# [WHAT TO WORK ON]
Copy everything from the start of the records down through the line that contains "field-value: 09.2015 [82,768,133,784]", including both ends.

Annotated region listings:

*-*-*

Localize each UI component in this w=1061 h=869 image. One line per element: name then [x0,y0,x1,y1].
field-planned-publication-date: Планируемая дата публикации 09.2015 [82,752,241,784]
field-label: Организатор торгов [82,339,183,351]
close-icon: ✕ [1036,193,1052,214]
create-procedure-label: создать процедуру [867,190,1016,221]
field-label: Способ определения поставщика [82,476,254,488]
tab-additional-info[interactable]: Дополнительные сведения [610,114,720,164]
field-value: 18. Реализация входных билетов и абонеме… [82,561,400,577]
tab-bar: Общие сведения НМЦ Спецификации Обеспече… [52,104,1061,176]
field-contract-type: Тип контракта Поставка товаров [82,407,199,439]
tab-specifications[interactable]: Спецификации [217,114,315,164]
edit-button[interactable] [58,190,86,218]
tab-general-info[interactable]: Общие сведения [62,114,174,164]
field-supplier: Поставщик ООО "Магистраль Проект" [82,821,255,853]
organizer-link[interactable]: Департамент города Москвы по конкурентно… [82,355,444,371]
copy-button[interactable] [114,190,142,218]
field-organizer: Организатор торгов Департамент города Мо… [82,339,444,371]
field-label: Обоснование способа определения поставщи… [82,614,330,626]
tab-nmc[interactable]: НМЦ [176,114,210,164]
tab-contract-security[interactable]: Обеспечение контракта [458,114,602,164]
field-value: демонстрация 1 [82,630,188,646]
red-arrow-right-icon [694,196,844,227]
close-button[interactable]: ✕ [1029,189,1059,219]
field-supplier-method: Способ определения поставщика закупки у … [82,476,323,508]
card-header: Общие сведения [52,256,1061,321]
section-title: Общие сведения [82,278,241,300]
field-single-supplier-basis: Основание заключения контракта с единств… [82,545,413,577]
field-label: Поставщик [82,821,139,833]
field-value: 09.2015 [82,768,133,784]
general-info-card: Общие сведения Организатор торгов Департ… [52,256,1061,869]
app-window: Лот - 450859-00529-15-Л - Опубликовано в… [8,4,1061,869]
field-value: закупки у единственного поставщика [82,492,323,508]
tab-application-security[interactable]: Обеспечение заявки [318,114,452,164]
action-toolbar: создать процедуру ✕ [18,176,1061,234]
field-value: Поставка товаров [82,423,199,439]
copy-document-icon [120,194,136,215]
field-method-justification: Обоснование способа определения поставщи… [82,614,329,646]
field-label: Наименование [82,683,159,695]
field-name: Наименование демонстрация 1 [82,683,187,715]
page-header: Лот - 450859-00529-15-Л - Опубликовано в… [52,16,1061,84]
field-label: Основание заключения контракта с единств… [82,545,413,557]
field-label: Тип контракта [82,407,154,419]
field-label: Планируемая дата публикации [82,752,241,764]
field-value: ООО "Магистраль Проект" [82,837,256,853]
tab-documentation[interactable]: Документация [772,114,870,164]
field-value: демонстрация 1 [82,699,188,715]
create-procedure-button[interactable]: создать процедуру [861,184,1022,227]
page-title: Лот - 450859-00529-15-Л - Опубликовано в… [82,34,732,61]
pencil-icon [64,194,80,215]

*-*-*

# [THE ANSWER]
Localize each UI component in this w=1061 h=869 image. One line per element: name then [x0,y0,x1,y1].
field-planned-publication-date: Планируемая дата публикации 09.2015 [82,752,241,784]
field-label: Организатор торгов [82,339,183,351]
close-icon: ✕ [1036,193,1052,214]
create-procedure-label: создать процедуру [867,190,1016,221]
field-label: Способ определения поставщика [82,476,254,488]
tab-additional-info[interactable]: Дополнительные сведения [610,114,720,164]
field-value: 18. Реализация входных билетов и абонеме… [82,561,400,577]
tab-bar: Общие сведения НМЦ Спецификации Обеспече… [52,104,1061,176]
field-contract-type: Тип контракта Поставка товаров [82,407,199,439]
tab-specifications[interactable]: Спецификации [217,114,315,164]
edit-button[interactable] [58,190,86,218]
tab-general-info[interactable]: Общие сведения [62,114,174,164]
field-supplier: Поставщик ООО "Магистраль Проект" [82,821,255,853]
organizer-link[interactable]: Департамент города Москвы по конкурентно… [82,355,444,371]
copy-button[interactable] [114,190,142,218]
field-organizer: Организатор торгов Департамент города Мо… [82,339,444,371]
field-label: Обоснование способа определения поставщи… [82,614,330,626]
tab-nmc[interactable]: НМЦ [176,114,210,164]
tab-contract-security[interactable]: Обеспечение контракта [458,114,602,164]
field-value: демонстрация 1 [82,630,188,646]
red-arrow-right-icon [694,196,844,227]
close-button[interactable]: ✕ [1029,189,1059,219]
field-supplier-method: Способ определения поставщика закупки у … [82,476,323,508]
card-header: Общие сведения [52,256,1061,321]
section-title: Общие сведения [82,278,241,300]
field-single-supplier-basis: Основание заключения контракта с единств… [82,545,413,577]
field-label: Поставщик [82,821,139,833]
field-value: 09.2015 [82,768,133,784]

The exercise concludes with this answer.